• EXERCISE BRIEF
Every line of the listing must be reproduced as it stands. Leave the images behind.

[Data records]
○ ○ ○

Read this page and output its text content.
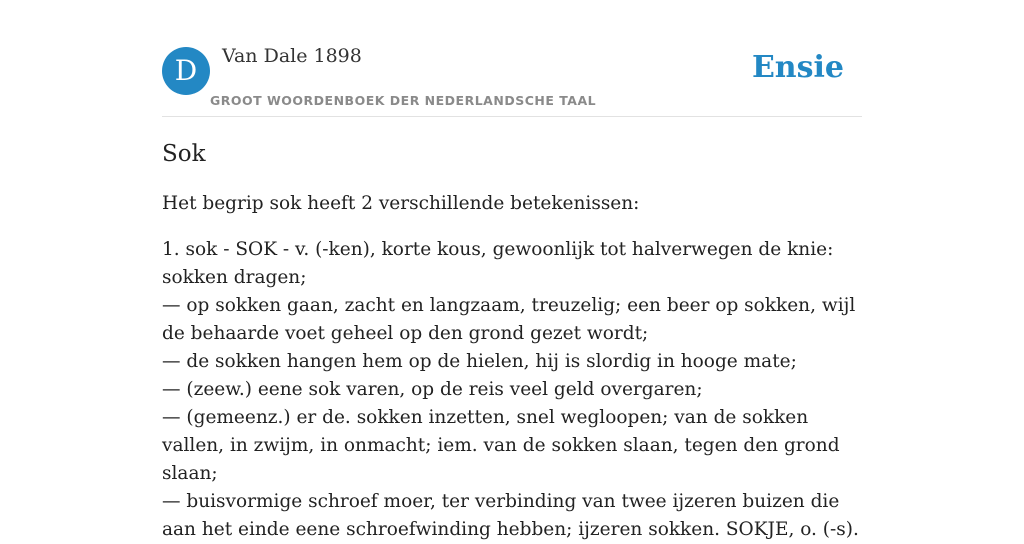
D	Van Dale 1898
GROOT WOORDENBOEK DER NEDERLANDSCHE TAAL
Ensie
Sok

Het begrip sok heeft 2 verschillende betekenissen:

1. sok - SOK - v. (-ken), korte kous, gewoonlijk tot halverwegen de knie: sokken dragen;
— op sokken gaan, zacht en langzaam, treuzelig; een beer op sokken, wijl de behaarde voet geheel op den grond gezet wordt;
— de sokken hangen hem op de hielen, hij is slordig in hooge mate;
— (zeew.) eene sok varen, op de reis veel geld overgaren;
— (gemeenz.) er de. sokken inzetten, snel wegloopen; van de sokken vallen, in zwijm, in onmacht; iem. van de sokken slaan, tegen den grond slaan;
— buisvormige schroef moer, ter verbinding van twee ijzeren buizen die aan het einde eene schroefwinding hebben; ijzeren sokken. SOKJE, o. (-s).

○ ○ ○

• REPLY TO THE EXERCISE
Read this page and output its text content.
D	Van Dale 1898
GROOT WOORDENBOEK DER NEDERLANDSCHE TAAL
Ensie
Sok

Het begrip sok heeft 2 verschillende betekenissen:

1. sok - SOK - v. (-ken), korte kous, gewoonlijk tot halverwegen de knie: sokken dragen;
— op sokken gaan, zacht en langzaam, treuzelig; een beer op sokken, wijl de behaarde voet geheel op den grond gezet wordt;
— de sokken hangen hem op de hielen, hij is slordig in hooge mate;
— (zeew.) eene sok varen, op de reis veel geld overgaren;
— (gemeenz.) er de. sokken inzetten, snel wegloopen; van de sokken vallen, in zwijm, in onmacht; iem. van de sokken slaan, tegen den grond slaan;
— buisvormige schroef moer, ter verbinding van twee ijzeren buizen die aan het einde eene schroefwinding hebben; ijzeren sokken. SOKJE, o. (-s).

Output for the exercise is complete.